PROVIDED PASSAGE:
________

While being crowned a state wrestling champ in St. Paul on Saturday, Pipestone Area wrestler Michael Suda holds up three fingers with his left hand to signify how many titles he's won in his high school career. (Doug Wolter/The Globe)1 / 3
Pipestone Area senior Hunter Burnett walks off the mat Saturday night to celebrate his third consecutive Minnesota state individual wrestling championship. (Doug Wolter/The Globe)2 / 3
Dalton Wagner of Jackson County Central eyes his opponent in the 195-pound Class A state wrestling finals Saturday night. Wagner won the match to become a state champ. (Doug Wolter/The Globe)3 / 3

ST. PAUL -- Dalton Wagner, surrounded by thick gray walls in the bowels of the Xcel Energy Center in St. Paul, stripped off his singlet and seemed almost emotionless as he explained how good it felt to win his first state wrestling championship.

“I worked really hard for this,” he said. “I’ve been working hard for this since I was a little kid. It’s been my dream.”

Meanwhile, two Pipestone Area wrestlers -- buddies since they were grade schoolers -- Michael Suda and Hunter Burnett enjoyed the remainder of the Minnesota state tournament Saturday night having already won their third consecutive state titles.

________

(Element boundary records)
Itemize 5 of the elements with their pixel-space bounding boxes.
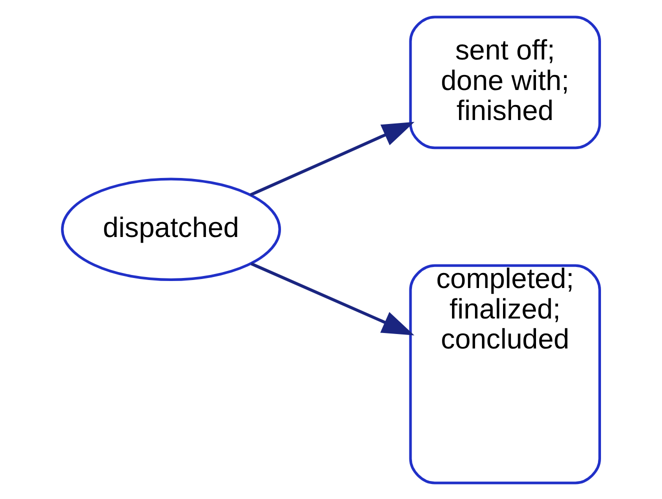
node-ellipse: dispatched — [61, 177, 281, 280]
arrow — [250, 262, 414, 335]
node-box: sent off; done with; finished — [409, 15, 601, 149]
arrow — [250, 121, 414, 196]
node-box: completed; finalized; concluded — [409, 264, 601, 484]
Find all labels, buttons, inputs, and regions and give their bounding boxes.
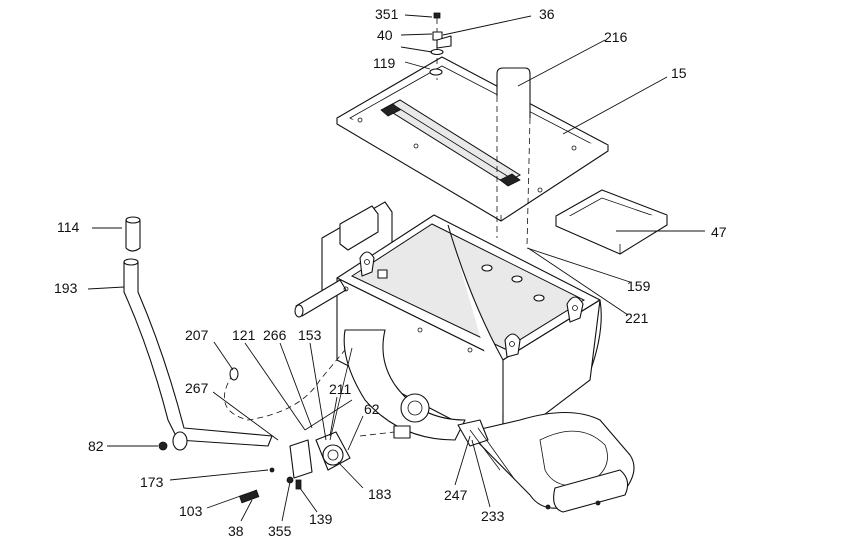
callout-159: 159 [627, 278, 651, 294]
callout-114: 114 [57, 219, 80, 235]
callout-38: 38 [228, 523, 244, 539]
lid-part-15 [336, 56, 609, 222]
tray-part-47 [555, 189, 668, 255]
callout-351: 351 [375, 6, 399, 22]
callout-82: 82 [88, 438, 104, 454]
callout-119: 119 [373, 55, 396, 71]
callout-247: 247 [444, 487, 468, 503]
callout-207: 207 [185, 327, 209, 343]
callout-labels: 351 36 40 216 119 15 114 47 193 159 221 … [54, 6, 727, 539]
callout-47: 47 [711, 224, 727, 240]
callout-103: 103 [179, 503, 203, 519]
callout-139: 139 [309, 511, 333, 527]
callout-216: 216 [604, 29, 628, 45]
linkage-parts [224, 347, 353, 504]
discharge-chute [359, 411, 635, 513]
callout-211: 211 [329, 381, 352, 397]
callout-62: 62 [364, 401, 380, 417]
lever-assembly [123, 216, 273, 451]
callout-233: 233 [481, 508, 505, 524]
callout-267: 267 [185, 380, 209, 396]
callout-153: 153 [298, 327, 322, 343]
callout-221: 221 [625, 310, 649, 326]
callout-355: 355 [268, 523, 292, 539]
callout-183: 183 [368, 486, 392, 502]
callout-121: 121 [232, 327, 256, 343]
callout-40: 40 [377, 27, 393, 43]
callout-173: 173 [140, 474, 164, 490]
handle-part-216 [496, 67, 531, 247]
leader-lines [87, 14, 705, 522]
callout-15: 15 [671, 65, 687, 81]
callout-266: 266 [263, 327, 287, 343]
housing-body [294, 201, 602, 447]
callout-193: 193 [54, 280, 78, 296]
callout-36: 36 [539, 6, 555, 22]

________

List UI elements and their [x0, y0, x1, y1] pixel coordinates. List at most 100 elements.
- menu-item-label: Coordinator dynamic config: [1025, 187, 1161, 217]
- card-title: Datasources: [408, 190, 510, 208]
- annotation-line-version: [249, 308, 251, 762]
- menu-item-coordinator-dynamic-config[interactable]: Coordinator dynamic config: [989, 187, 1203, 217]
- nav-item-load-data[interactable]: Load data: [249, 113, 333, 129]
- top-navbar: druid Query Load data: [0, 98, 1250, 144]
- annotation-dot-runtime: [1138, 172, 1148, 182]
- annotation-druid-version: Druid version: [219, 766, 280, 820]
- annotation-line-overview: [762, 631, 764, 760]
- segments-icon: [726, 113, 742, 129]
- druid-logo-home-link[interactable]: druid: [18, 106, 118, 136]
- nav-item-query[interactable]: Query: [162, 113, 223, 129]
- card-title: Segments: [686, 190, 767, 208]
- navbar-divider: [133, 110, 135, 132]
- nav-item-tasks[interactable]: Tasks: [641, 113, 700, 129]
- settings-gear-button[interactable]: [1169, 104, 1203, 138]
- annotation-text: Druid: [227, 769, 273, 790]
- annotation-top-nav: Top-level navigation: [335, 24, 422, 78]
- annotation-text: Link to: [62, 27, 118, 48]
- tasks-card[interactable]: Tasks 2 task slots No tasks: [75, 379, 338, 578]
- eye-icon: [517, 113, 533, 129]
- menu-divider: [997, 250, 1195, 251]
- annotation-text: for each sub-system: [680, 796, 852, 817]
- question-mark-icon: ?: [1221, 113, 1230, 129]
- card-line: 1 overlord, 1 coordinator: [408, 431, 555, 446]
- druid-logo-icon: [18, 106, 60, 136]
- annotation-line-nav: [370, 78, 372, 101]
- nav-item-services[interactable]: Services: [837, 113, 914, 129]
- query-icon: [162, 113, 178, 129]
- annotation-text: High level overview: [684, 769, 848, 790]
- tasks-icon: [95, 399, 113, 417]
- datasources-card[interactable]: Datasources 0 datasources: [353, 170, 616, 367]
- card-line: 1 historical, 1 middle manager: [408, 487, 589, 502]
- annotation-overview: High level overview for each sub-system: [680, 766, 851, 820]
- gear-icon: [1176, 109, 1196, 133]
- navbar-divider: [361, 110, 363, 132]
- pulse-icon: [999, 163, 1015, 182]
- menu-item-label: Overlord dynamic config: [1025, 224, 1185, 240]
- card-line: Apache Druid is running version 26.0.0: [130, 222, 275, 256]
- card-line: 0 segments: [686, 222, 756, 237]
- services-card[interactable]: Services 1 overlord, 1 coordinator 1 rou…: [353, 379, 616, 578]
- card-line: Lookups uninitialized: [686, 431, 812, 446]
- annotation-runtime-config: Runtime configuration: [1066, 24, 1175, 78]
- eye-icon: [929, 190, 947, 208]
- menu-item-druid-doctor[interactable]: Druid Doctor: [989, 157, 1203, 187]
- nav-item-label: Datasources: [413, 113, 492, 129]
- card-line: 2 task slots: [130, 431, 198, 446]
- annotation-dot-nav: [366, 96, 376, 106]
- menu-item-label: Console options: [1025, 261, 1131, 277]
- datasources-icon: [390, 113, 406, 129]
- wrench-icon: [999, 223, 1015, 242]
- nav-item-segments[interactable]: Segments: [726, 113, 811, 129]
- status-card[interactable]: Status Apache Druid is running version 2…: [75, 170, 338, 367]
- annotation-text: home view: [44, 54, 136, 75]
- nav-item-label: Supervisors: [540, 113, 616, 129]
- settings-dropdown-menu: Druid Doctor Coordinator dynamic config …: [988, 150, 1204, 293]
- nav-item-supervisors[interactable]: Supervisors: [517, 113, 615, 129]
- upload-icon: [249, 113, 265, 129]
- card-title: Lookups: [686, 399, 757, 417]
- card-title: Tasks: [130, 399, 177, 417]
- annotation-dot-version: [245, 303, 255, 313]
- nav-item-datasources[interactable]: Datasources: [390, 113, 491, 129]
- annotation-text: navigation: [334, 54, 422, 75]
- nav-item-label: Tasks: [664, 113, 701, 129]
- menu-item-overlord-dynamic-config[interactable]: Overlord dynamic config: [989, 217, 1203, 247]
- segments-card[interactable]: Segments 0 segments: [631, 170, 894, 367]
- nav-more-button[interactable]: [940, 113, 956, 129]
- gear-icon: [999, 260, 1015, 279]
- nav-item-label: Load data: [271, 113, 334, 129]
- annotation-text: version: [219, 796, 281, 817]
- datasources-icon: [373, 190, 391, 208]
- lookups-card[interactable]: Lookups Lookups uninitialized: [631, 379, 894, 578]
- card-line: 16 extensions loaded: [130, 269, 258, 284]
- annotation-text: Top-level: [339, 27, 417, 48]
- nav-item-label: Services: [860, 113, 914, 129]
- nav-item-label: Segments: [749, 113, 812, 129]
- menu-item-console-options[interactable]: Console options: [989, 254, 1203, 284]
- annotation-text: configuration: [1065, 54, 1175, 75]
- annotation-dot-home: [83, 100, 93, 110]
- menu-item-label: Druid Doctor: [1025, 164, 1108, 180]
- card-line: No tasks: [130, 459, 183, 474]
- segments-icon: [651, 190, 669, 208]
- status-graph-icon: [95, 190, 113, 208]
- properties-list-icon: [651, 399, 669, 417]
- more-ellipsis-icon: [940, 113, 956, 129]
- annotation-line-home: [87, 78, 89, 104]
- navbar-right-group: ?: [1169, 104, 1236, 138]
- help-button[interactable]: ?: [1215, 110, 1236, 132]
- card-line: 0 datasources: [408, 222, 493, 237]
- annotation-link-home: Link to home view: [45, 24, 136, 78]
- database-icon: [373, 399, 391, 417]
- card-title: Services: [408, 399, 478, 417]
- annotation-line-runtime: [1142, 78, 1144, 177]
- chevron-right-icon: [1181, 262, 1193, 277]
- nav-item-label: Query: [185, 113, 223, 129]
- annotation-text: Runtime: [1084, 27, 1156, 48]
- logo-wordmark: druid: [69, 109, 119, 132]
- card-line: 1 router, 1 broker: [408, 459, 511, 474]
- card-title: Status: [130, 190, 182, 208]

________

REQUIRED TASKS:
1. List every wrestler named in the state wrestling article.
2. Pick up the state wrestling article after its last sentence and keep writing.
These records were drawn from a different source than the text.

SOLVED TASKS:
1. Michael Suda, Hunter Burnett, Dalton Wagner

2.
The first championship is a time for excitement. The second championship validates the first. But what emotions go through a titleist’s head after winning a third?

“I think this one was for us,” Suda said. “The second time was to prove it wasn’t a fluke. The third one was for us. This one was for our teammates and our coach. Everything they did for us in the wrestling room is a thank-you. Without them we wouldn’t have gotten this far.”

Here’s how Wagner, Suda and Burnett took their places atop the state high school wrestling world:

Dalton Wagner, JCC

The Huskies strongman was undefeated entering the state individual tournament. But he had wrestled only nine matches so late in the season.

Before his winter wrestling campaign could get under way, Wagner had to fight through personal demons. He went into treatment in the summer for drug use.

“When I got back, I tried talking to the state high school league, to try to get my suspension cut (which didn’t happen). But I knew I could still go back on January 26.”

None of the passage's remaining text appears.